──────── Source data ────────
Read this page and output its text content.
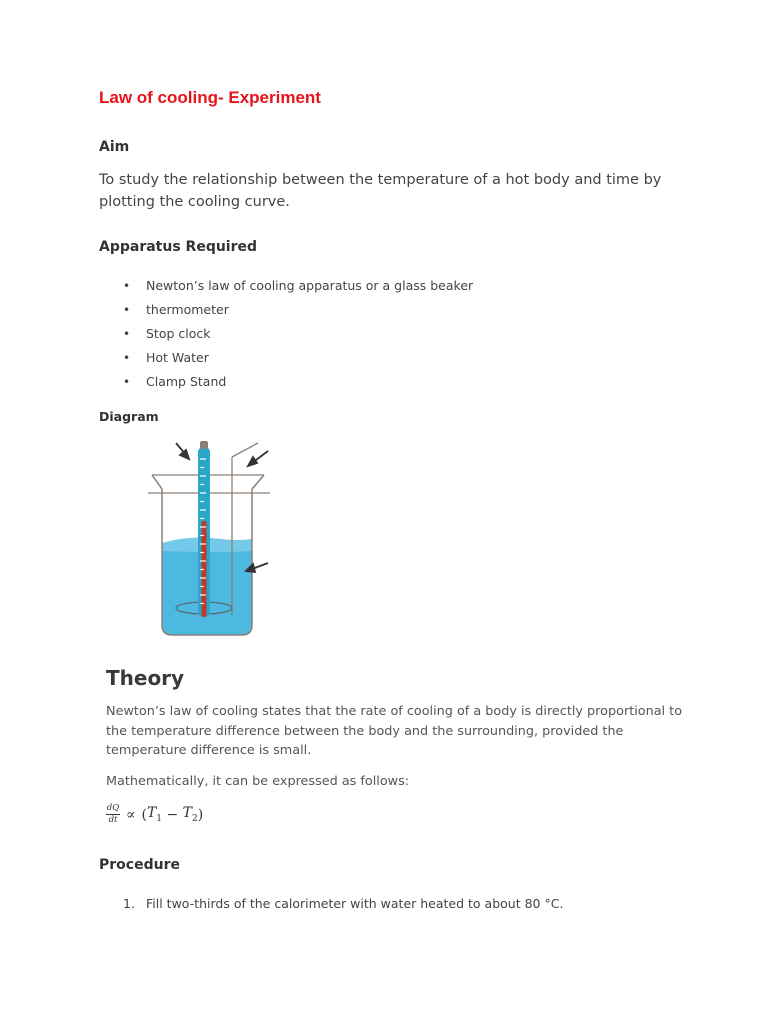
Law of cooling- Experiment
Aim
To study the relationship between the temperature of a hot body and time by plotting the cooling curve.
Apparatus Required
• Newton’s law of cooling apparatus or a glass beaker
• thermometer
• Stop clock
• Hot Water
• Clamp Stand
Diagram
Theory
Newton’s law of cooling states that the rate of cooling of a body is directly proportional to the temperature difference between the body and the surrounding, provided the temperature difference is small.
Mathematically, it can be expressed as follows:
$\frac{dQ}{dt}$ ∝ ( $T_1 - T_2$ )
Procedure
1. Fill two-thirds of the calorimeter with water heated to about 80 °C.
────────
* Exercise description: Every record gets retyped exactly; no picture goes into the copy.

* In response:
Read this page and output its text content.
Law of cooling- Experiment
Aim
To study the relationship between the temperature of a hot body and time by plotting the cooling curve.
Apparatus Required
• Newton’s law of cooling apparatus or a glass beaker
• thermometer
• Stop clock
• Hot Water
• Clamp Stand
Diagram
Theory
Newton’s law of cooling states that the rate of cooling of a body is directly proportional to the temperature difference between the body and the surrounding, provided the temperature difference is small.
Mathematically, it can be expressed as follows:
$\frac{dQ}{dt}$ ∝ ( $T_1 - T_2$ )
Procedure
1. Fill two-thirds of the calorimeter with water heated to about 80 °C.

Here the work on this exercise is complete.